Collected data entries:

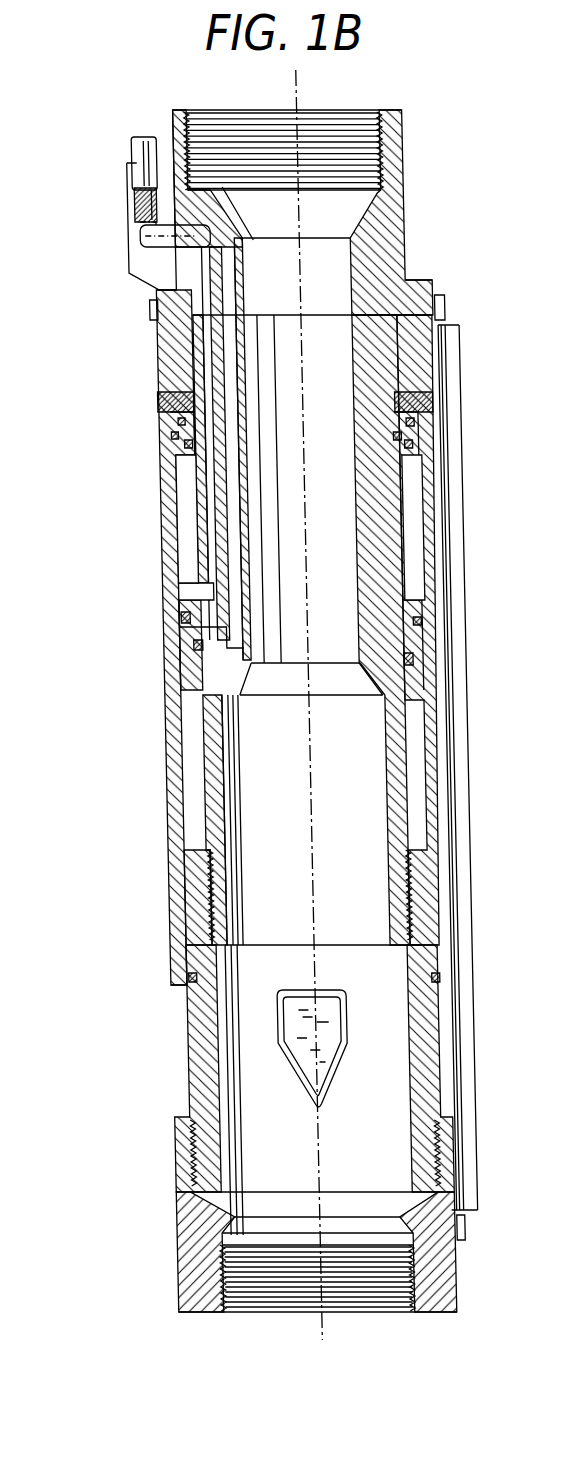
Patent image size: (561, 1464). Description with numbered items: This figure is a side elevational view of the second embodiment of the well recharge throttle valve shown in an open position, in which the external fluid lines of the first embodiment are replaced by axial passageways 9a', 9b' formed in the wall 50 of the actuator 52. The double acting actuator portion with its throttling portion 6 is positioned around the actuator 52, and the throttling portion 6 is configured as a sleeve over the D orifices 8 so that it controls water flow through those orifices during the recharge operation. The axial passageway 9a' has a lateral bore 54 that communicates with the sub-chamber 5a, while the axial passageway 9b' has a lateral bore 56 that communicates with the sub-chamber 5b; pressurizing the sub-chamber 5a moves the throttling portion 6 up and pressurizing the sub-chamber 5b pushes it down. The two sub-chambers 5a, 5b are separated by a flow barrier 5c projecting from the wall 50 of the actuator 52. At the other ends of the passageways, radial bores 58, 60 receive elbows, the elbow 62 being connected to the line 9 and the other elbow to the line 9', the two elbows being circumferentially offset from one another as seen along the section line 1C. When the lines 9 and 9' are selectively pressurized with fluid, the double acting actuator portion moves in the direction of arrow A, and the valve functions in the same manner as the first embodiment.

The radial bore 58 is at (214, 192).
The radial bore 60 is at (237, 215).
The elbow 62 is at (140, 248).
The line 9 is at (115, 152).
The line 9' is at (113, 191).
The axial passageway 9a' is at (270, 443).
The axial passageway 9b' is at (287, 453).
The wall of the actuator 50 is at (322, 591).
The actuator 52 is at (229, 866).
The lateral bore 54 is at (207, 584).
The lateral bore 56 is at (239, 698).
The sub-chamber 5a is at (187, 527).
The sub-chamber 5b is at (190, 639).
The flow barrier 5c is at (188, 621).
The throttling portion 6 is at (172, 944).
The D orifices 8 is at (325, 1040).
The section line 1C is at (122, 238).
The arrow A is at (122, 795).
==
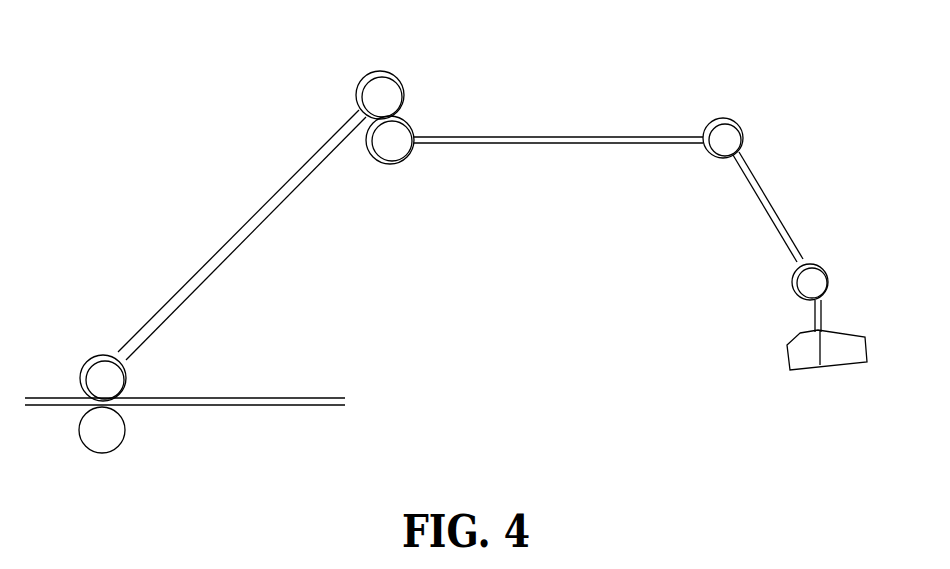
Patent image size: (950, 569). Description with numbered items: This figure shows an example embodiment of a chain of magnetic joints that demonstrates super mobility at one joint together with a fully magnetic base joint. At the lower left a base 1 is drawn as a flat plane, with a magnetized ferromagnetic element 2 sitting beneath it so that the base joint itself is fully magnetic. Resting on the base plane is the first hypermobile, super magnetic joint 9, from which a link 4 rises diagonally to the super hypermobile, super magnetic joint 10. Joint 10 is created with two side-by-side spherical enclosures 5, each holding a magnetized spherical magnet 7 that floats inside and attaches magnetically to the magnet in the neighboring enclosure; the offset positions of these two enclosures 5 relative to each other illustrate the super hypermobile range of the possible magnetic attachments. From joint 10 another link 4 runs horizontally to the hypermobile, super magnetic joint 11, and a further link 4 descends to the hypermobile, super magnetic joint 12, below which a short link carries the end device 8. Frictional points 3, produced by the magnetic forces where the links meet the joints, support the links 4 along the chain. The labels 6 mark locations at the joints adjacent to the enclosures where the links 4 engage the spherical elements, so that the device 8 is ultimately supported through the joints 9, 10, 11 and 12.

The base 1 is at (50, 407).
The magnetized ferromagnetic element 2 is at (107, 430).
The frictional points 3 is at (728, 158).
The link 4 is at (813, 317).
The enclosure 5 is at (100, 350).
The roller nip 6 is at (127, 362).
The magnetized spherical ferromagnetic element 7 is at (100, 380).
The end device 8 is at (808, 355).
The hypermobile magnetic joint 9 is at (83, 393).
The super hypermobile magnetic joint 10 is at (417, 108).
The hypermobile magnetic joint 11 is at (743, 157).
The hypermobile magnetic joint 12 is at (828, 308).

--- Instructions to follow ---
Write out, word for word, the lines of the listing above starting with the line containing "Patent image size: (561, 1464)." and continuing through the line containing "The axial passageway 9a' is at (270, 443).".

--- Worked solution ---
Patent image size: (561, 1464). Description with numbered items: This figure is a side elevational view of the second embodiment of the well recharge throttle valve shown in an open position, in which the external fluid lines of the first embodiment are replaced by axial passageways 9a', 9b' formed in the wall 50 of the actuator 52. The double acting actuator portion with its throttling portion 6 is positioned around the actuator 52, and the throttling portion 6 is configured as a sleeve over the D orifices 8 so that it controls water flow through those orifices during the recharge operation. The axial passageway 9a' has a lateral bore 54 that communicates with the sub-chamber 5a, while the axial passageway 9b' has a lateral bore 56 that communicates with the sub-chamber 5b; pressurizing the sub-chamber 5a moves the throttling portion 6 up and pressurizing the sub-chamber 5b pushes it down. The two sub-chambers 5a, 5b are separated by a flow barrier 5c projecting from the wall 50 of the actuator 52. At the other ends of the passageways, radial bores 58, 60 receive elbows, the elbow 62 being connected to the line 9 and the other elbow to the line 9', the two elbows being circumferentially offset from one another as seen along the section line 1C. When the lines 9 and 9' are selectively pressurized with fluid, the double acting actuator portion moves in the direction of arrow A, and the valve functions in the same manner as the first embodiment.

The radial bore 58 is at (214, 192).
The radial bore 60 is at (237, 215).
The elbow 62 is at (140, 248).
The line 9 is at (115, 152).
The line 9' is at (113, 191).
The axial passageway 9a' is at (270, 443).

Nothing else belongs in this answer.